_Excerpted records_.
--------

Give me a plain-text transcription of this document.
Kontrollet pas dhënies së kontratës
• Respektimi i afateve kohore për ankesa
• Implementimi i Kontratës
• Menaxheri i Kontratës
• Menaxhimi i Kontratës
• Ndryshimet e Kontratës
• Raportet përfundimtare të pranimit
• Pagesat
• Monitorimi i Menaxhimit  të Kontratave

--------

_What to do_. Output every entry shown above, exactly.

_Exercise solution_.
Give me a plain-text transcription of this document.
Kontrollet pas dhënies së kontratës
• Respektimi i afateve kohore për ankesa
• Implementimi i Kontratës
• Menaxheri i Kontratës
• Menaxhimi i Kontratës
• Ndryshimet e Kontratës
• Raportet përfundimtare të pranimit
• Pagesat
• Monitorimi i Menaxhimit  të Kontratave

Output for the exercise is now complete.